— Start of THE DATA —
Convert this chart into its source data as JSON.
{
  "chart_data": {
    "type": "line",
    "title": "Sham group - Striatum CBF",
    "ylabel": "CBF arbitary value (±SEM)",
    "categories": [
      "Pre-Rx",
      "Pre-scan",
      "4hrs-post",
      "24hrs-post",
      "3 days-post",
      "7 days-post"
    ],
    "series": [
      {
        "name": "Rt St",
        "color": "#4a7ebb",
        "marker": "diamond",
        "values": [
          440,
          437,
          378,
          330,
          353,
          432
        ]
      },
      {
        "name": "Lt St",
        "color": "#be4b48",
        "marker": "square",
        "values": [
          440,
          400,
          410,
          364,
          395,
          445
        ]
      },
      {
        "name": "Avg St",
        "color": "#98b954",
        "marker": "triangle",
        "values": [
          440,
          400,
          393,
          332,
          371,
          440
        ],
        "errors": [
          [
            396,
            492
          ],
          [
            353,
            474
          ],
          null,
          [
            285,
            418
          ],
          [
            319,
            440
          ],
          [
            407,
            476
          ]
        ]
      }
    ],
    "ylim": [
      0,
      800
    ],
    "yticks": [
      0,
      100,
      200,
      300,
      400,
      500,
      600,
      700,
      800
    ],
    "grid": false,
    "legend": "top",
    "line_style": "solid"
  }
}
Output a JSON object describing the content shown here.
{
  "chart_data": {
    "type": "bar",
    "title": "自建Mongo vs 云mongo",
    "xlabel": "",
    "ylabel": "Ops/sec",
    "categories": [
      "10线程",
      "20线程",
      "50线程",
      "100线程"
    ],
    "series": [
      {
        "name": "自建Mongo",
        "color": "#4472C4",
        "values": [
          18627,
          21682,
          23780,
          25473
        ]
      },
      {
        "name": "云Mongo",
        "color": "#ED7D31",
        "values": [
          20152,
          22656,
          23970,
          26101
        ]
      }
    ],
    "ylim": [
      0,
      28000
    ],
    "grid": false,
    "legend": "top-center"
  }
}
— End of THE DATA —
- _PROBLEM REQUIREMENTS_: Emit verbatim the lines running from the one with "Output a JSON" through the last line of the data, both endpoints inclusive.

- _RESULT OF THE TASK_:
Output a JSON object describing the content shown here.
{
  "chart_data": {
    "type": "bar",
    "title": "自建Mongo vs 云mongo",
    "xlabel": "",
    "ylabel": "Ops/sec",
    "categories": [
      "10线程",
      "20线程",
      "50线程",
      "100线程"
    ],
    "series": [
      {
        "name": "自建Mongo",
        "color": "#4472C4",
        "values": [
          18627,
          21682,
          23780,
          25473
        ]
      },
      {
        "name": "云Mongo",
        "color": "#ED7D31",
        "values": [
          20152,
          22656,
          23970,
          26101
        ]
      }
    ],
    "ylim": [
      0,
      28000
    ],
    "grid": false,
    "legend": "top-center"
  }
}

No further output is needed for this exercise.